Brief
Your task is to print every entry below exactly as given.

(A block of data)
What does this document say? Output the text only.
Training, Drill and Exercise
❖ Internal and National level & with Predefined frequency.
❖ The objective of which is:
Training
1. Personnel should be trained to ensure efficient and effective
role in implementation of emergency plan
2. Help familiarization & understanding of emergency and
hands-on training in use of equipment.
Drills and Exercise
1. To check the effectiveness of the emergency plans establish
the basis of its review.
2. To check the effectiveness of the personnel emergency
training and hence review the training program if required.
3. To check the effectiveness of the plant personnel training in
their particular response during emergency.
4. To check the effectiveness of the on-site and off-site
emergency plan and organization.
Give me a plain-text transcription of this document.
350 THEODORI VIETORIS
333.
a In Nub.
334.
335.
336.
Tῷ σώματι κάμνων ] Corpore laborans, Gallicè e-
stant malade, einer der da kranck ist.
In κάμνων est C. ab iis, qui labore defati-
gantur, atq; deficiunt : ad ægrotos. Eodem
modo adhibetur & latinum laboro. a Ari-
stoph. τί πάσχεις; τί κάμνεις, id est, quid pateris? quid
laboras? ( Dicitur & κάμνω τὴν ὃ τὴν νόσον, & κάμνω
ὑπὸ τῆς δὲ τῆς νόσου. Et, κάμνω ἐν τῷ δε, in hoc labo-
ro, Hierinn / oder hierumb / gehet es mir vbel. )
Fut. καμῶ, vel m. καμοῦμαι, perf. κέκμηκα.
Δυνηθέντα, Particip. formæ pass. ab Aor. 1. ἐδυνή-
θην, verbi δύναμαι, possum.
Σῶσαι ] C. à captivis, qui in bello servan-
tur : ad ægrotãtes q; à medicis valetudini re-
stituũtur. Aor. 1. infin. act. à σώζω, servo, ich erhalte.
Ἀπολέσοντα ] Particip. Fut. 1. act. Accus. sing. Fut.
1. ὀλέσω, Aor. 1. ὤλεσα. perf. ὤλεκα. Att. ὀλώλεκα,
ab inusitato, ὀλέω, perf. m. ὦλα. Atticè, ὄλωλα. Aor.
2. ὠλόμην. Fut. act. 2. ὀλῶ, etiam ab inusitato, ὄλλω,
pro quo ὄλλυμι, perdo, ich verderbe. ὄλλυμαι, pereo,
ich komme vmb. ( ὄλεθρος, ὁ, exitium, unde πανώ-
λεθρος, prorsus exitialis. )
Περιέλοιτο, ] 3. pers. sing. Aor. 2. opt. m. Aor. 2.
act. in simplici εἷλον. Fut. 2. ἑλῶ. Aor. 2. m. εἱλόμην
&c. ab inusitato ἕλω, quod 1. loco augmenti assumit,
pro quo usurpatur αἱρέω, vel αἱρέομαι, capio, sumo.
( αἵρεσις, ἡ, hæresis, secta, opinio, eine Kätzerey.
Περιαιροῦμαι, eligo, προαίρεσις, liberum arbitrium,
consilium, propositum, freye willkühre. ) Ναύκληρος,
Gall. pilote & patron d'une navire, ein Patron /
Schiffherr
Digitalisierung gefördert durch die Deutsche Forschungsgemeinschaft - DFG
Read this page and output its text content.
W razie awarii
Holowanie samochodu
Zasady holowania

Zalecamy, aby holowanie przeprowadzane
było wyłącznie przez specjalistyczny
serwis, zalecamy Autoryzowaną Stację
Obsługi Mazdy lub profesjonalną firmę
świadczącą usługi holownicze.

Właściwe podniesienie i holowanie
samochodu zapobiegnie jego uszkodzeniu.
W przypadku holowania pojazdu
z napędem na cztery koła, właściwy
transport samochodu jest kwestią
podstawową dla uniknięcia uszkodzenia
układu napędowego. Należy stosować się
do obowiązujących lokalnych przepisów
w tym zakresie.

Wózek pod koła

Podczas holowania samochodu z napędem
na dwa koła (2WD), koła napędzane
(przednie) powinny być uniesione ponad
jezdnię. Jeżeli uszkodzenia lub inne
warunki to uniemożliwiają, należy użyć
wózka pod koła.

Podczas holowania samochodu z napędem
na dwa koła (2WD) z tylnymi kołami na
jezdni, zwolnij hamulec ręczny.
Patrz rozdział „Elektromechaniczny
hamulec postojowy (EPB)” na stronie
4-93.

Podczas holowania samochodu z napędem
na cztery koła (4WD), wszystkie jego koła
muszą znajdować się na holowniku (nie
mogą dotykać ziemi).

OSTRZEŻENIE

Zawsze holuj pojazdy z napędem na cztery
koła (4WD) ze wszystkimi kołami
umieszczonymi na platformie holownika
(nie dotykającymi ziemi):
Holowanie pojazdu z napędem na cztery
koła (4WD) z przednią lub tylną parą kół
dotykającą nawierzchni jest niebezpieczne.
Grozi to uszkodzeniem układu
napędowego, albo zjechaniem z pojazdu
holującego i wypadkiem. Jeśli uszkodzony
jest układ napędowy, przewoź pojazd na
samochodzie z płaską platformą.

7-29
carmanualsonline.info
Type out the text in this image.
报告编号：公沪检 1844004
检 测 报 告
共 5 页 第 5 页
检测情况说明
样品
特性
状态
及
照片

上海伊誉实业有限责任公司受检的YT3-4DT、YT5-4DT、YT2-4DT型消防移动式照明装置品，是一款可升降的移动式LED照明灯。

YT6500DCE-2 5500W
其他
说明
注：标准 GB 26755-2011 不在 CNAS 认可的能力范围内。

Exercise response
What does this document say? Output the text only.
Training, Drill and Exercise
❖ Internal and National level & with Predefined frequency.
❖ The objective of which is:
Training
1. Personnel should be trained to ensure efficient and effective
role in implementation of emergency plan
2. Help familiarization & understanding of emergency and
hands-on training in use of equipment.
Drills and Exercise
1. To check the effectiveness of the emergency plans establish
the basis of its review.
2. To check the effectiveness of the personnel emergency
training and hence review the training program if required.
3. To check the effectiveness of the plant personnel training in
their particular response during emergency.
4. To check the effectiveness of the on-site and off-site
emergency plan and organization.
Give me a plain-text transcription of this document.
350 THEODORI VIETORIS
333.
a In Nub.
334.
335.
336.
Tῷ σώματι κάμνων ] Corpore laborans, Gallicè e-
stant malade, einer der da kranck ist.
In κάμνων est C. ab iis, qui labore defati-
gantur, atq; deficiunt : ad ægrotos. Eodem
modo adhibetur & latinum laboro. a Ari-
stoph. τί πάσχεις; τί κάμνεις, id est, quid pateris? quid
laboras? ( Dicitur & κάμνω τὴν ὃ τὴν νόσον, & κάμνω
ὑπὸ τῆς δὲ τῆς νόσου. Et, κάμνω ἐν τῷ δε, in hoc labo-
ro, Hierinn / oder hierumb / gehet es mir vbel. )
Fut. καμῶ, vel m. καμοῦμαι, perf. κέκμηκα.
Δυνηθέντα, Particip. formæ pass. ab Aor. 1. ἐδυνή-
θην, verbi δύναμαι, possum.
Σῶσαι ] C. à captivis, qui in bello servan-
tur : ad ægrotãtes q; à medicis valetudini re-
stituũtur. Aor. 1. infin. act. à σώζω, servo, ich erhalte.
Ἀπολέσοντα ] Particip. Fut. 1. act. Accus. sing. Fut.
1. ὀλέσω, Aor. 1. ὤλεσα. perf. ὤλεκα. Att. ὀλώλεκα,
ab inusitato, ὀλέω, perf. m. ὦλα. Atticè, ὄλωλα. Aor.
2. ὠλόμην. Fut. act. 2. ὀλῶ, etiam ab inusitato, ὄλλω,
pro quo ὄλλυμι, perdo, ich verderbe. ὄλλυμαι, pereo,
ich komme vmb. ( ὄλεθρος, ὁ, exitium, unde πανώ-
λεθρος, prorsus exitialis. )
Περιέλοιτο, ] 3. pers. sing. Aor. 2. opt. m. Aor. 2.
act. in simplici εἷλον. Fut. 2. ἑλῶ. Aor. 2. m. εἱλόμην
&c. ab inusitato ἕλω, quod 1. loco augmenti assumit,
pro quo usurpatur αἱρέω, vel αἱρέομαι, capio, sumo.
( αἵρεσις, ἡ, hæresis, secta, opinio, eine Kätzerey.
Περιαιροῦμαι, eligo, προαίρεσις, liberum arbitrium,
consilium, propositum, freye willkühre. ) Ναύκληρος,
Gall. pilote & patron d'une navire, ein Patron /
Schiffherr
Digitalisierung gefördert durch die Deutsche Forschungsgemeinschaft - DFG
Read this page and output its text content.
W razie awarii
Holowanie samochodu
Zasady holowania

Zalecamy, aby holowanie przeprowadzane
było wyłącznie przez specjalistyczny
serwis, zalecamy Autoryzowaną Stację
Obsługi Mazdy lub profesjonalną firmę
świadczącą usługi holownicze.

Właściwe podniesienie i holowanie
samochodu zapobiegnie jego uszkodzeniu.
W przypadku holowania pojazdu
z napędem na cztery koła, właściwy
transport samochodu jest kwestią
podstawową dla uniknięcia uszkodzenia
układu napędowego. Należy stosować się
do obowiązujących lokalnych przepisów
w tym zakresie.

Wózek pod koła

Podczas holowania samochodu z napędem
na dwa koła (2WD), koła napędzane
(przednie) powinny być uniesione ponad
jezdnię. Jeżeli uszkodzenia lub inne
warunki to uniemożliwiają, należy użyć
wózka pod koła.

Podczas holowania samochodu z napędem
na dwa koła (2WD) z tylnymi kołami na
jezdni, zwolnij hamulec ręczny.
Patrz rozdział „Elektromechaniczny
hamulec postojowy (EPB)” na stronie
4-93.

Podczas holowania samochodu z napędem
na cztery koła (4WD), wszystkie jego koła
muszą znajdować się na holowniku (nie
mogą dotykać ziemi).

OSTRZEŻENIE

Zawsze holuj pojazdy z napędem na cztery
koła (4WD) ze wszystkimi kołami
umieszczonymi na platformie holownika
(nie dotykającymi ziemi):
Holowanie pojazdu z napędem na cztery
koła (4WD) z przednią lub tylną parą kół
dotykającą nawierzchni jest niebezpieczne.
Grozi to uszkodzeniem układu
napędowego, albo zjechaniem z pojazdu
holującego i wypadkiem. Jeśli uszkodzony
jest układ napędowy, przewoź pojazd na
samochodzie z płaską platformą.

7-29
carmanualsonline.info
Type out the text in this image.
报告编号：公沪检 1844004
检 测 报 告
共 5 页 第 5 页
检测情况说明
样品
特性
状态
及
照片

上海伊誉实业有限责任公司受检的YT3-4DT、YT5-4DT、YT2-4DT型消防移动式照明装置品，是一款可升降的移动式LED照明灯。

YT6500DCE-2 5500W
其他
说明
注：标准 GB 26755-2011 不在 CNAS 认可的能力范围内。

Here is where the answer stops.